SET PROBLEM: Each line containing the word "Fruity" should be found and copied.

PROVIDED RECORDS:

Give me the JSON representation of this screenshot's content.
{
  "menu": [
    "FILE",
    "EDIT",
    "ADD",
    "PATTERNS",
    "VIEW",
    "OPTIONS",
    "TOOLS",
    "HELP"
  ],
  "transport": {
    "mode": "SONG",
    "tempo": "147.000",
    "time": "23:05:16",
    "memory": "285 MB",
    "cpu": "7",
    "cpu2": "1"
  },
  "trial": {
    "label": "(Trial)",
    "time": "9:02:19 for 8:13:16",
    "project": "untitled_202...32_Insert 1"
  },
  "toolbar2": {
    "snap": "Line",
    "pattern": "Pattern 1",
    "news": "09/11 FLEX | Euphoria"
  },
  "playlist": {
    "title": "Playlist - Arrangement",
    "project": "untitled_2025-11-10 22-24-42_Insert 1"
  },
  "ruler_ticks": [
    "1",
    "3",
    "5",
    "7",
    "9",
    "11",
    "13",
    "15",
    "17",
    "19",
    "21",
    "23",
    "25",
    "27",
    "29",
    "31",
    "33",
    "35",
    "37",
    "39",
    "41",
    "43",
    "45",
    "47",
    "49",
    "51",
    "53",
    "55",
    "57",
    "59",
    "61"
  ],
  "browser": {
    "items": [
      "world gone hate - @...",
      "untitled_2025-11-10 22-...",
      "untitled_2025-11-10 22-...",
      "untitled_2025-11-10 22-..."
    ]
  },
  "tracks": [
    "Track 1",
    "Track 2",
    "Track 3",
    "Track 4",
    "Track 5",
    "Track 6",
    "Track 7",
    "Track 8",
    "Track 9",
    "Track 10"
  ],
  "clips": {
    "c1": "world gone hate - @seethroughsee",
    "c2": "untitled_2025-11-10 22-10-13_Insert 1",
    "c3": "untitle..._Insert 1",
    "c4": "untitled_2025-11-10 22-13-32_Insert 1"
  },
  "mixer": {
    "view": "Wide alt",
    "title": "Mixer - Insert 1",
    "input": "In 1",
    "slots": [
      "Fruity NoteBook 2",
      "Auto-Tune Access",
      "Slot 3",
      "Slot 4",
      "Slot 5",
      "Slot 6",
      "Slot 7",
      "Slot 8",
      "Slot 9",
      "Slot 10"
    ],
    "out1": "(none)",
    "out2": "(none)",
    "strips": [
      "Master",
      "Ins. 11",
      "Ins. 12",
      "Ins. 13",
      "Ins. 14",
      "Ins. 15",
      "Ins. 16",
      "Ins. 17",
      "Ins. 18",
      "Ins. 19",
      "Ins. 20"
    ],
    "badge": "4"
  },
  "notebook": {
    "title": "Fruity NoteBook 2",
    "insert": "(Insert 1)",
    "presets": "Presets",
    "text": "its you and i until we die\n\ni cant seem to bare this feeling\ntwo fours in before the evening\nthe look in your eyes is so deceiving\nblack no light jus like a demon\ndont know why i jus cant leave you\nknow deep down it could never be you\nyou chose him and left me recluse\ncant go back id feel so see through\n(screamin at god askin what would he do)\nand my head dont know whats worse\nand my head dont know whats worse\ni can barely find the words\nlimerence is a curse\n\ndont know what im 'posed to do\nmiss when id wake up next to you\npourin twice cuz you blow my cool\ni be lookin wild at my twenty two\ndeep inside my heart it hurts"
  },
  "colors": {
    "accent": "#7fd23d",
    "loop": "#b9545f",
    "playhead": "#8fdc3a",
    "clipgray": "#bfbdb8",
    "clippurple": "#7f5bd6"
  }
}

ANSWER:
      "Fruity NoteBook 2",
    "title": "Fruity NoteBook 2",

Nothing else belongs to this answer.